● **Work to be completed**
Copy the material that follows word for word and omit its pictures.

[Data records]
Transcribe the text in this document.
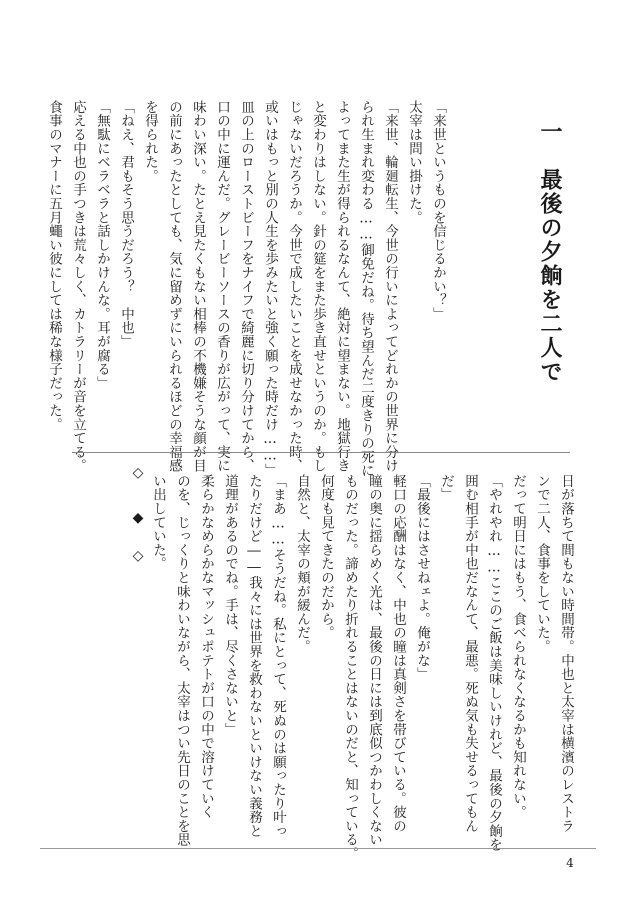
一　最後の夕餉を二人で

「来世というものを信じるかい？」

太宰は問い掛けた。

「来世、輪廻転生、今世の行いによってどれかの世界に分け

られ生まれ変わる……御免だね。待ち望んだ二度きりの死に

よってまた生が得られるなんて、絶対に望まない。地獄行き

と変わりはしない。針の筵をまた歩き直せというのか。もし

じゃないだろうか。今世で成したいことを成せなかった時、

或いはもっと別の人生を歩みたいと強く願った時だけ……」

皿の上のローストビーフをナイフで綺麗に切り分けてから、

口の中に運んだ。グレービーソースの香りが広がって、実に

味わい深い。たとえ見たくもない相棒の不機嫌そうな顔が目

の前にあったとしても、気に留めずにいられるほどの幸福感

を得られた。

「ねえ、君もそう思うだろう？　中也」

「無駄にベラベラと話しかけんな。耳が腐る」

応える中也の手つきは荒々しく、カトラリーが音を立てる。

食事のマナーに五月蠅い彼にしては稀な様子だった。

日が落ちて間もない時間帯。中也と太宰は横濱のレストラ

ンで二人、食事をしていた。

だって明日にはもう、食べられなくなるかも知れない。

「やれやれ……ここのご飯は美味しいけれど、最後の夕餉を

囲む相手が中也だなんて、最悪。死ぬ気も失せるってもん

だ」

「最後にはさせねェよ。俺がな」

軽口の応酬はなく、中也の瞳は真剣さを帯びている。彼の

瞳の奥に揺らめく光は、最後の日には到底似つかわしくない

ものだった。諦めたり折れることはないのだと、知っている。

何度も見てきたのだから。

自然と、太宰の頬が緩んだ。

「まあ……そうだね。私にとって、死ぬのは願ったり叶っ

たりだけど――我々には世界を救わないといけない義務と

道理があるのでね。手は、尽くさないと」

柔らかなめらかなマッシュポテトが口の中で溶けていく

のを、じっくりと味わいながら、太宰はつい先日のことを思

い出していた。

◇
◆
◇
4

● **Written answer**
Transcribe the text in this document.
一　最後の夕餉を二人で

「来世というものを信じるかい？」

太宰は問い掛けた。

「来世、輪廻転生、今世の行いによってどれかの世界に分け

られ生まれ変わる……御免だね。待ち望んだ二度きりの死に

よってまた生が得られるなんて、絶対に望まない。地獄行き

と変わりはしない。針の筵をまた歩き直せというのか。もし

じゃないだろうか。今世で成したいことを成せなかった時、

或いはもっと別の人生を歩みたいと強く願った時だけ……」

皿の上のローストビーフをナイフで綺麗に切り分けてから、

口の中に運んだ。グレービーソースの香りが広がって、実に

味わい深い。たとえ見たくもない相棒の不機嫌そうな顔が目

の前にあったとしても、気に留めずにいられるほどの幸福感

を得られた。

「ねえ、君もそう思うだろう？　中也」

「無駄にベラベラと話しかけんな。耳が腐る」

応える中也の手つきは荒々しく、カトラリーが音を立てる。

食事のマナーに五月蠅い彼にしては稀な様子だった。

日が落ちて間もない時間帯。中也と太宰は横濱のレストラ

ンで二人、食事をしていた。

だって明日にはもう、食べられなくなるかも知れない。

「やれやれ……ここのご飯は美味しいけれど、最後の夕餉を

囲む相手が中也だなんて、最悪。死ぬ気も失せるってもん

だ」

「最後にはさせねェよ。俺がな」

軽口の応酬はなく、中也の瞳は真剣さを帯びている。彼の

瞳の奥に揺らめく光は、最後の日には到底似つかわしくない

ものだった。諦めたり折れることはないのだと、知っている。

何度も見てきたのだから。

自然と、太宰の頬が緩んだ。

「まあ……そうだね。私にとって、死ぬのは願ったり叶っ

たりだけど――我々には世界を救わないといけない義務と

道理があるのでね。手は、尽くさないと」

柔らかなめらかなマッシュポテトが口の中で溶けていく

のを、じっくりと味わいながら、太宰はつい先日のことを思

い出していた。

◇
◆
◇
4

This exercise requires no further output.